» **TASK DIRECTIONS**
Return a copy of each line that holds the string "готовит".

— start of DATASET RECORDS —

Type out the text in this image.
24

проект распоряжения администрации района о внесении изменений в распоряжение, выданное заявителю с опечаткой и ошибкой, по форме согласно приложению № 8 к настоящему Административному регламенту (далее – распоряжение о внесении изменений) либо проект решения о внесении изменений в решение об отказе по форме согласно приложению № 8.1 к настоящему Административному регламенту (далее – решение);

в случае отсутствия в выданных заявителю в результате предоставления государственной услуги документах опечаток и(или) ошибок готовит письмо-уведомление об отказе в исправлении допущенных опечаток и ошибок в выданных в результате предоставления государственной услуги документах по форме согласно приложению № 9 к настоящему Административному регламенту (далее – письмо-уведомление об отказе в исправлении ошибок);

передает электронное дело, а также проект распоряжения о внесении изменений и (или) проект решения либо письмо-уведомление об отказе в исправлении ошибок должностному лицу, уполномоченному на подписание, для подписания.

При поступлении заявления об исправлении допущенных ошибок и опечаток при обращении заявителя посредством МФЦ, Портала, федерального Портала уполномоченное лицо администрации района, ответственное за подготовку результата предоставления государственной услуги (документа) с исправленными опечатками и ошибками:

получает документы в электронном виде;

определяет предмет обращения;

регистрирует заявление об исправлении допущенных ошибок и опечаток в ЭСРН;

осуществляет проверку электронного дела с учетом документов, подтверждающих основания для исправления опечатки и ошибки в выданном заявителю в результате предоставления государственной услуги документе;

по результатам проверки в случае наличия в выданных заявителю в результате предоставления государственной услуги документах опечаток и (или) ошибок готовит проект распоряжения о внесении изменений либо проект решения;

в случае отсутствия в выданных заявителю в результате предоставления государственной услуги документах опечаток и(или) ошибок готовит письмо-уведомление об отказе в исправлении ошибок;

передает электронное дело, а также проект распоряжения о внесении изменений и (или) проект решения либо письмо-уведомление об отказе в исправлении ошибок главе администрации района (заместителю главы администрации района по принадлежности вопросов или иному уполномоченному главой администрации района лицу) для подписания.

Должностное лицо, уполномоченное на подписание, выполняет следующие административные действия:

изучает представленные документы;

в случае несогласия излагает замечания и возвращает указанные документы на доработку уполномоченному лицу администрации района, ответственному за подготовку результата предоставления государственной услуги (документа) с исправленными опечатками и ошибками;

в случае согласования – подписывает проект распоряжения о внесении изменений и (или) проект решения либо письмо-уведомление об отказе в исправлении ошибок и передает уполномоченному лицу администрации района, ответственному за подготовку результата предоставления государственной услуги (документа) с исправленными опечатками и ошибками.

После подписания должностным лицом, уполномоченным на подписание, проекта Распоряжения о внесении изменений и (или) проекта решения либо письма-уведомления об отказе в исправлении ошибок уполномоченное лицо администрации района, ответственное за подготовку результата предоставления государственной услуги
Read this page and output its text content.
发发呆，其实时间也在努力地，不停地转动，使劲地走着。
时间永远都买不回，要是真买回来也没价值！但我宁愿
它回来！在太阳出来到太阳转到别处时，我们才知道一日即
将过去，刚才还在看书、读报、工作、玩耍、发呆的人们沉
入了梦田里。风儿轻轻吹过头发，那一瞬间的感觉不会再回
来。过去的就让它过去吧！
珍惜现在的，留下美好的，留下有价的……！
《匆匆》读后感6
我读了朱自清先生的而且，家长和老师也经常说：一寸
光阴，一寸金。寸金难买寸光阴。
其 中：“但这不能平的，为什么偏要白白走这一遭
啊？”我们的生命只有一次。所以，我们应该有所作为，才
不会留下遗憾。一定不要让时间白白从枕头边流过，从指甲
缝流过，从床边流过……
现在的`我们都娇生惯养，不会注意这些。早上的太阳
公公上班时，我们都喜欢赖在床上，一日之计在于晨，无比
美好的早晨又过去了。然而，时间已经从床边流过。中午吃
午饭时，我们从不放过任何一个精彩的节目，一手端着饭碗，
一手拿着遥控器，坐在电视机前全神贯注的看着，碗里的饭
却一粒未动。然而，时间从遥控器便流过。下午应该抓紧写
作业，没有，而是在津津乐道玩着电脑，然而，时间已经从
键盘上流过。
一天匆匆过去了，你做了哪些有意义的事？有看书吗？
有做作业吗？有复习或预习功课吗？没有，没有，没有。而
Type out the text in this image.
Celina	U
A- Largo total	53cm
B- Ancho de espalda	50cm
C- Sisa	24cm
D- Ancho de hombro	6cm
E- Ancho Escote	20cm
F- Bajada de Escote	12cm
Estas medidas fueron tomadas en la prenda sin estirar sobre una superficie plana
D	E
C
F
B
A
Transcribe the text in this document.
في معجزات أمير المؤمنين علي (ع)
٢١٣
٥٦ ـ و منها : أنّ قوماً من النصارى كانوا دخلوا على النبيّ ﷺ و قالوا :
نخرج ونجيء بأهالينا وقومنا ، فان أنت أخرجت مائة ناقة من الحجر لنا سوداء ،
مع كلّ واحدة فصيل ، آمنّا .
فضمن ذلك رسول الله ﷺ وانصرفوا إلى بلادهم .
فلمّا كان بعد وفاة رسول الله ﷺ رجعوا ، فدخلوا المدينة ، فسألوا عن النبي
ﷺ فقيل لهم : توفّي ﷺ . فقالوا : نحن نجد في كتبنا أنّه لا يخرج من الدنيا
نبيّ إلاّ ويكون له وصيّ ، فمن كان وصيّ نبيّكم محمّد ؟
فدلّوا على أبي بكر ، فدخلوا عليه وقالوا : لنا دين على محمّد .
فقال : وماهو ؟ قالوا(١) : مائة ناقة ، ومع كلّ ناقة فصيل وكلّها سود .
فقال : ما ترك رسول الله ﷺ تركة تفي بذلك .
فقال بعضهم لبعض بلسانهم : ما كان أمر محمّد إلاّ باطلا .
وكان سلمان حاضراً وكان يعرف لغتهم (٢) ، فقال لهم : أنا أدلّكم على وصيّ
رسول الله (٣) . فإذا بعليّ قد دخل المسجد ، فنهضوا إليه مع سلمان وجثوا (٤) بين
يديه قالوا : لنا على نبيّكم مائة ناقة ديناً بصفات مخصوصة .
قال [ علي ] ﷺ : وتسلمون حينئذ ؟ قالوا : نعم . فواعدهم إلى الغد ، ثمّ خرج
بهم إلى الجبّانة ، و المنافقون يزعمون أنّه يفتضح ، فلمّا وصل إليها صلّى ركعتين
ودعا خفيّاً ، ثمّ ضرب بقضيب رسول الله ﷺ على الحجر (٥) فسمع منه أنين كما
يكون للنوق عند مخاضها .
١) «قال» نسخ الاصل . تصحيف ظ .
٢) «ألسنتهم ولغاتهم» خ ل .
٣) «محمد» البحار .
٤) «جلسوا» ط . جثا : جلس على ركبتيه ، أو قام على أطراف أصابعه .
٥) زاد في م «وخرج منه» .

— end of DATASET RECORDS —

» **CORRECT RESPONSE**
в случае отсутствия в выданных заявителю в результате предоставления государственной услуги документах опечаток и(или) ошибок готовит письмо-уведомление об отказе в исправлении допущенных опечаток и ошибок в выданных в результате предоставления государственной услуги документах по форме согласно приложению № 9 к настоящему Административному регламенту (далее – письмо-уведомление об отказе в исправлении ошибок);
по результатам проверки в случае наличия в выданных заявителю в результате предоставления государственной услуги документах опечаток и (или) ошибок готовит проект распоряжения о внесении изменений либо проект решения;
в случае отсутствия в выданных заявителю в результате предоставления государственной услуги документах опечаток и(или) ошибок готовит письмо-уведомление об отказе в исправлении ошибок;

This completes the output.